**DIRECTION**:
Set the following entries down again exactly, line by line.

BEGIN STORED ROWS

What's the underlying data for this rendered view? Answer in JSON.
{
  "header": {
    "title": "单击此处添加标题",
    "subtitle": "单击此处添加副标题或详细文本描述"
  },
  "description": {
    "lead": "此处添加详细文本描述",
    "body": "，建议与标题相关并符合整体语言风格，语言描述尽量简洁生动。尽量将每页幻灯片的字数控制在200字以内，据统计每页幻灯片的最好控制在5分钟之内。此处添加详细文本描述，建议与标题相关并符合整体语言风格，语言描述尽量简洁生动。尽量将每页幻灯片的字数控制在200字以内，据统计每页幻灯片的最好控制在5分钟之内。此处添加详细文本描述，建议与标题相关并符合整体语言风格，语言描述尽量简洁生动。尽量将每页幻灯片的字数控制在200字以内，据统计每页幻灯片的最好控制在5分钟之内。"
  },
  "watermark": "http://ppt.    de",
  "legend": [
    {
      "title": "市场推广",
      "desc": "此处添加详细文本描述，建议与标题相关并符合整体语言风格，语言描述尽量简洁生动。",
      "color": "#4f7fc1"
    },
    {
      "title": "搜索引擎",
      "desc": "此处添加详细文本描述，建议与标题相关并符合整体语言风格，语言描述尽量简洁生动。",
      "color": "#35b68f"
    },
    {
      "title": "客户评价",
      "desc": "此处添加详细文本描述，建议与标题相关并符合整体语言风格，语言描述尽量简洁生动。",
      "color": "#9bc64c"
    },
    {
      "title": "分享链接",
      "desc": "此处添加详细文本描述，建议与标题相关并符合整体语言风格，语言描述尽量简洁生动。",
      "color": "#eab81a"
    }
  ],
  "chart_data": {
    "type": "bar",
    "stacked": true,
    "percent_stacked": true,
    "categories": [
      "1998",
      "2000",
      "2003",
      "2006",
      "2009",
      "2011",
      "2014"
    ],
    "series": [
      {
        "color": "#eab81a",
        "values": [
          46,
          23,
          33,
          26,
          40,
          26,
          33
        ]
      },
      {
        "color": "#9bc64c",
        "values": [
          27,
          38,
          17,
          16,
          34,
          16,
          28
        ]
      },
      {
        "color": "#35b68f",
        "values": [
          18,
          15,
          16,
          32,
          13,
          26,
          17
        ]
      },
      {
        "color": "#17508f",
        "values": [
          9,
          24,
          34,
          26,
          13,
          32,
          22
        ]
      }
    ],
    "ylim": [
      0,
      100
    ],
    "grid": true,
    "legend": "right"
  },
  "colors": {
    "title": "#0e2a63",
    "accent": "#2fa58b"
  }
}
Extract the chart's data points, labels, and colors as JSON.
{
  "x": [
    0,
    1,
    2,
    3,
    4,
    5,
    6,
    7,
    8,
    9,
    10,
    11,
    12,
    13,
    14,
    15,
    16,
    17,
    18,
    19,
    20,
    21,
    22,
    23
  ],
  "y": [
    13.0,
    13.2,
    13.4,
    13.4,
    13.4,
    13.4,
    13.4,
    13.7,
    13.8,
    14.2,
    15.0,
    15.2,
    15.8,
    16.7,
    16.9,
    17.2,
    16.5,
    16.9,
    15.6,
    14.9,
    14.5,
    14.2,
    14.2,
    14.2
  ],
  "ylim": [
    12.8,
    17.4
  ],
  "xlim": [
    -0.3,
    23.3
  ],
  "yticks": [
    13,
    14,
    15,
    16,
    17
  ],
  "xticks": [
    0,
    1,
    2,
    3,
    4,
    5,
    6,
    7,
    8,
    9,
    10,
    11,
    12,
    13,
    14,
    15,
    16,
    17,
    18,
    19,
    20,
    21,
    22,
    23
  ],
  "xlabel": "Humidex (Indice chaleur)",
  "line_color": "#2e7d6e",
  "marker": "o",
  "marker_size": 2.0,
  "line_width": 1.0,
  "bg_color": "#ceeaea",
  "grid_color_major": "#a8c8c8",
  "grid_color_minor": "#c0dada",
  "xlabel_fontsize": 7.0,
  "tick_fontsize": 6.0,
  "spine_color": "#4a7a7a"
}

END STORED ROWS

**EXERCISE RESULT**:
What's the underlying data for this rendered view? Answer in JSON.
{
  "header": {
    "title": "单击此处添加标题",
    "subtitle": "单击此处添加副标题或详细文本描述"
  },
  "description": {
    "lead": "此处添加详细文本描述",
    "body": "，建议与标题相关并符合整体语言风格，语言描述尽量简洁生动。尽量将每页幻灯片的字数控制在200字以内，据统计每页幻灯片的最好控制在5分钟之内。此处添加详细文本描述，建议与标题相关并符合整体语言风格，语言描述尽量简洁生动。尽量将每页幻灯片的字数控制在200字以内，据统计每页幻灯片的最好控制在5分钟之内。此处添加详细文本描述，建议与标题相关并符合整体语言风格，语言描述尽量简洁生动。尽量将每页幻灯片的字数控制在200字以内，据统计每页幻灯片的最好控制在5分钟之内。"
  },
  "watermark": "http://ppt.    de",
  "legend": [
    {
      "title": "市场推广",
      "desc": "此处添加详细文本描述，建议与标题相关并符合整体语言风格，语言描述尽量简洁生动。",
      "color": "#4f7fc1"
    },
    {
      "title": "搜索引擎",
      "desc": "此处添加详细文本描述，建议与标题相关并符合整体语言风格，语言描述尽量简洁生动。",
      "color": "#35b68f"
    },
    {
      "title": "客户评价",
      "desc": "此处添加详细文本描述，建议与标题相关并符合整体语言风格，语言描述尽量简洁生动。",
      "color": "#9bc64c"
    },
    {
      "title": "分享链接",
      "desc": "此处添加详细文本描述，建议与标题相关并符合整体语言风格，语言描述尽量简洁生动。",
      "color": "#eab81a"
    }
  ],
  "chart_data": {
    "type": "bar",
    "stacked": true,
    "percent_stacked": true,
    "categories": [
      "1998",
      "2000",
      "2003",
      "2006",
      "2009",
      "2011",
      "2014"
    ],
    "series": [
      {
        "color": "#eab81a",
        "values": [
          46,
          23,
          33,
          26,
          40,
          26,
          33
        ]
      },
      {
        "color": "#9bc64c",
        "values": [
          27,
          38,
          17,
          16,
          34,
          16,
          28
        ]
      },
      {
        "color": "#35b68f",
        "values": [
          18,
          15,
          16,
          32,
          13,
          26,
          17
        ]
      },
      {
        "color": "#17508f",
        "values": [
          9,
          24,
          34,
          26,
          13,
          32,
          22
        ]
      }
    ],
    "ylim": [
      0,
      100
    ],
    "grid": true,
    "legend": "right"
  },
  "colors": {
    "title": "#0e2a63",
    "accent": "#2fa58b"
  }
}
Extract the chart's data points, labels, and colors as JSON.
{
  "x": [
    0,
    1,
    2,
    3,
    4,
    5,
    6,
    7,
    8,
    9,
    10,
    11,
    12,
    13,
    14,
    15,
    16,
    17,
    18,
    19,
    20,
    21,
    22,
    23
  ],
  "y": [
    13.0,
    13.2,
    13.4,
    13.4,
    13.4,
    13.4,
    13.4,
    13.7,
    13.8,
    14.2,
    15.0,
    15.2,
    15.8,
    16.7,
    16.9,
    17.2,
    16.5,
    16.9,
    15.6,
    14.9,
    14.5,
    14.2,
    14.2,
    14.2
  ],
  "ylim": [
    12.8,
    17.4
  ],
  "xlim": [
    -0.3,
    23.3
  ],
  "yticks": [
    13,
    14,
    15,
    16,
    17
  ],
  "xticks": [
    0,
    1,
    2,
    3,
    4,
    5,
    6,
    7,
    8,
    9,
    10,
    11,
    12,
    13,
    14,
    15,
    16,
    17,
    18,
    19,
    20,
    21,
    22,
    23
  ],
  "xlabel": "Humidex (Indice chaleur)",
  "line_color": "#2e7d6e",
  "marker": "o",
  "marker_size": 2.0,
  "line_width": 1.0,
  "bg_color": "#ceeaea",
  "grid_color_major": "#a8c8c8",
  "grid_color_minor": "#c0dada",
  "xlabel_fontsize": 7.0,
  "tick_fontsize": 6.0,
  "spine_color": "#4a7a7a"
}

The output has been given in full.